--- Start Records to process ---

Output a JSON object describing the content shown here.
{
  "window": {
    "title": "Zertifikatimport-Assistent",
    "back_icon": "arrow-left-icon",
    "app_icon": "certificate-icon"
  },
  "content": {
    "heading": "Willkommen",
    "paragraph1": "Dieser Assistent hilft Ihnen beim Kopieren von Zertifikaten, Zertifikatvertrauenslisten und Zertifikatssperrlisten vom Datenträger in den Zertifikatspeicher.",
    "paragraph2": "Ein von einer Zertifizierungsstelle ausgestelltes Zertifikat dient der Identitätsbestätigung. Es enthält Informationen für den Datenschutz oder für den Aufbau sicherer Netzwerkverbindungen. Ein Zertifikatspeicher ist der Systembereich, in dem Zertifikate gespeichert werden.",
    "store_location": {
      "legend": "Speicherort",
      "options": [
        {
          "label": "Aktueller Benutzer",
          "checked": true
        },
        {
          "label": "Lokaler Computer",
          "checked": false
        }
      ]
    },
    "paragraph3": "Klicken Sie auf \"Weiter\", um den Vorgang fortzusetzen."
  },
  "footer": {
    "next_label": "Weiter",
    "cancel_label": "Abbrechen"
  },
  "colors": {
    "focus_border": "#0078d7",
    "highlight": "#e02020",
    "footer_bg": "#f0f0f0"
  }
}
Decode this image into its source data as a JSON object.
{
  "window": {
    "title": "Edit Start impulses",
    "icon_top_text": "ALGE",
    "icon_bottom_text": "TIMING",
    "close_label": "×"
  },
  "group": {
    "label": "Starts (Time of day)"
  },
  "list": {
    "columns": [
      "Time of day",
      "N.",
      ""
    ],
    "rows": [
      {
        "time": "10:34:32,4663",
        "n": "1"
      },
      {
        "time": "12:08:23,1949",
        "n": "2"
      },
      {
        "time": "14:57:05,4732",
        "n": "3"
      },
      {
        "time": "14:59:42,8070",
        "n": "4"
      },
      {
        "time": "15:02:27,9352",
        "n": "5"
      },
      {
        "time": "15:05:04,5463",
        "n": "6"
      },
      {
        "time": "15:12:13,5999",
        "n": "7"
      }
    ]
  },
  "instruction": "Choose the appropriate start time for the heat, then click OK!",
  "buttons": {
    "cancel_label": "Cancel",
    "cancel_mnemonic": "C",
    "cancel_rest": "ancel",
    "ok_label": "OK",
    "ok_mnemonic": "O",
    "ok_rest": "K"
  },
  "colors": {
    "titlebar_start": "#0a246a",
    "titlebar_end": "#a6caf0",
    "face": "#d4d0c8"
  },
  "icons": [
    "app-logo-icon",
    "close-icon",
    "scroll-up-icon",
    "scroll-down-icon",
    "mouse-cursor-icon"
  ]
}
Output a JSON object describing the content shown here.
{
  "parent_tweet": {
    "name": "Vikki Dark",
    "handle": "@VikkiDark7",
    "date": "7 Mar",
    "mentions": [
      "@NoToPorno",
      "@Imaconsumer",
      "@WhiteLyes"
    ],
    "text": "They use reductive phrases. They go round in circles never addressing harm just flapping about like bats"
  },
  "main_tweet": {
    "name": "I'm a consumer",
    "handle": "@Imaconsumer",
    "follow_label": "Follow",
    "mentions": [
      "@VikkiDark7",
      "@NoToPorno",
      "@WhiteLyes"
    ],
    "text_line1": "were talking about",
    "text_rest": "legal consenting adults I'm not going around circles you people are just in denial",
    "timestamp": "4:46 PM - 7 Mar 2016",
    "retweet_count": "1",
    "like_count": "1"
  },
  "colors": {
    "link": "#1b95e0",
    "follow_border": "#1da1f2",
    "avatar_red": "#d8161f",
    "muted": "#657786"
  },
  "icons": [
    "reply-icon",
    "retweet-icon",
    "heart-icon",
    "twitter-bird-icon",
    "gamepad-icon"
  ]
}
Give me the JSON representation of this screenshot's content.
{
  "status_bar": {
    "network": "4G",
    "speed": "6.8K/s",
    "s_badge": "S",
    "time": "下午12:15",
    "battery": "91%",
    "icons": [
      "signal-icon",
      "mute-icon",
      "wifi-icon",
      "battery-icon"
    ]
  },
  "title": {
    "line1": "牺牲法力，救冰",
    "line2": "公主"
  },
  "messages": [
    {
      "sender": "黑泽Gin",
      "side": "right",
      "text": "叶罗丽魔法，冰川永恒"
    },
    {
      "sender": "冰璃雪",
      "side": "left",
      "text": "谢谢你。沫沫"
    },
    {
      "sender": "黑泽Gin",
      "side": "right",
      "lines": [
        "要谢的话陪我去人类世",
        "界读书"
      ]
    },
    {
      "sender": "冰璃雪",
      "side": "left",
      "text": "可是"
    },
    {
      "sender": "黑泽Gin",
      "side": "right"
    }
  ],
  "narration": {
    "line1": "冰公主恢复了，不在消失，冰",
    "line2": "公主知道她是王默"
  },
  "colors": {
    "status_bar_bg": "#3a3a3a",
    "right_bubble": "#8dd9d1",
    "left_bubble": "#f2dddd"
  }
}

--- End Records to process ---

[Brief] Print every line of the records exactly. Omit nothing.

[Exercise response]
Output a JSON object describing the content shown here.
{
  "window": {
    "title": "Zertifikatimport-Assistent",
    "back_icon": "arrow-left-icon",
    "app_icon": "certificate-icon"
  },
  "content": {
    "heading": "Willkommen",
    "paragraph1": "Dieser Assistent hilft Ihnen beim Kopieren von Zertifikaten, Zertifikatvertrauenslisten und Zertifikatssperrlisten vom Datenträger in den Zertifikatspeicher.",
    "paragraph2": "Ein von einer Zertifizierungsstelle ausgestelltes Zertifikat dient der Identitätsbestätigung. Es enthält Informationen für den Datenschutz oder für den Aufbau sicherer Netzwerkverbindungen. Ein Zertifikatspeicher ist der Systembereich, in dem Zertifikate gespeichert werden.",
    "store_location": {
      "legend": "Speicherort",
      "options": [
        {
          "label": "Aktueller Benutzer",
          "checked": true
        },
        {
          "label": "Lokaler Computer",
          "checked": false
        }
      ]
    },
    "paragraph3": "Klicken Sie auf \"Weiter\", um den Vorgang fortzusetzen."
  },
  "footer": {
    "next_label": "Weiter",
    "cancel_label": "Abbrechen"
  },
  "colors": {
    "focus_border": "#0078d7",
    "highlight": "#e02020",
    "footer_bg": "#f0f0f0"
  }
}
Decode this image into its source data as a JSON object.
{
  "window": {
    "title": "Edit Start impulses",
    "icon_top_text": "ALGE",
    "icon_bottom_text": "TIMING",
    "close_label": "×"
  },
  "group": {
    "label": "Starts (Time of day)"
  },
  "list": {
    "columns": [
      "Time of day",
      "N.",
      ""
    ],
    "rows": [
      {
        "time": "10:34:32,4663",
        "n": "1"
      },
      {
        "time": "12:08:23,1949",
        "n": "2"
      },
      {
        "time": "14:57:05,4732",
        "n": "3"
      },
      {
        "time": "14:59:42,8070",
        "n": "4"
      },
      {
        "time": "15:02:27,9352",
        "n": "5"
      },
      {
        "time": "15:05:04,5463",
        "n": "6"
      },
      {
        "time": "15:12:13,5999",
        "n": "7"
      }
    ]
  },
  "instruction": "Choose the appropriate start time for the heat, then click OK!",
  "buttons": {
    "cancel_label": "Cancel",
    "cancel_mnemonic": "C",
    "cancel_rest": "ancel",
    "ok_label": "OK",
    "ok_mnemonic": "O",
    "ok_rest": "K"
  },
  "colors": {
    "titlebar_start": "#0a246a",
    "titlebar_end": "#a6caf0",
    "face": "#d4d0c8"
  },
  "icons": [
    "app-logo-icon",
    "close-icon",
    "scroll-up-icon",
    "scroll-down-icon",
    "mouse-cursor-icon"
  ]
}
Output a JSON object describing the content shown here.
{
  "parent_tweet": {
    "name": "Vikki Dark",
    "handle": "@VikkiDark7",
    "date": "7 Mar",
    "mentions": [
      "@NoToPorno",
      "@Imaconsumer",
      "@WhiteLyes"
    ],
    "text": "They use reductive phrases. They go round in circles never addressing harm just flapping about like bats"
  },
  "main_tweet": {
    "name": "I'm a consumer",
    "handle": "@Imaconsumer",
    "follow_label": "Follow",
    "mentions": [
      "@VikkiDark7",
      "@NoToPorno",
      "@WhiteLyes"
    ],
    "text_line1": "were talking about",
    "text_rest": "legal consenting adults I'm not going around circles you people are just in denial",
    "timestamp": "4:46 PM - 7 Mar 2016",
    "retweet_count": "1",
    "like_count": "1"
  },
  "colors": {
    "link": "#1b95e0",
    "follow_border": "#1da1f2",
    "avatar_red": "#d8161f",
    "muted": "#657786"
  },
  "icons": [
    "reply-icon",
    "retweet-icon",
    "heart-icon",
    "twitter-bird-icon",
    "gamepad-icon"
  ]
}
Give me the JSON representation of this screenshot's content.
{
  "status_bar": {
    "network": "4G",
    "speed": "6.8K/s",
    "s_badge": "S",
    "time": "下午12:15",
    "battery": "91%",
    "icons": [
      "signal-icon",
      "mute-icon",
      "wifi-icon",
      "battery-icon"
    ]
  },
  "title": {
    "line1": "牺牲法力，救冰",
    "line2": "公主"
  },
  "messages": [
    {
      "sender": "黑泽Gin",
      "side": "right",
      "text": "叶罗丽魔法，冰川永恒"
    },
    {
      "sender": "冰璃雪",
      "side": "left",
      "text": "谢谢你。沫沫"
    },
    {
      "sender": "黑泽Gin",
      "side": "right",
      "lines": [
        "要谢的话陪我去人类世",
        "界读书"
      ]
    },
    {
      "sender": "冰璃雪",
      "side": "left",
      "text": "可是"
    },
    {
      "sender": "黑泽Gin",
      "side": "right"
    }
  ],
  "narration": {
    "line1": "冰公主恢复了，不在消失，冰",
    "line2": "公主知道她是王默"
  },
  "colors": {
    "status_bar_bg": "#3a3a3a",
    "right_bubble": "#8dd9d1",
    "left_bubble": "#f2dddd"
  }
}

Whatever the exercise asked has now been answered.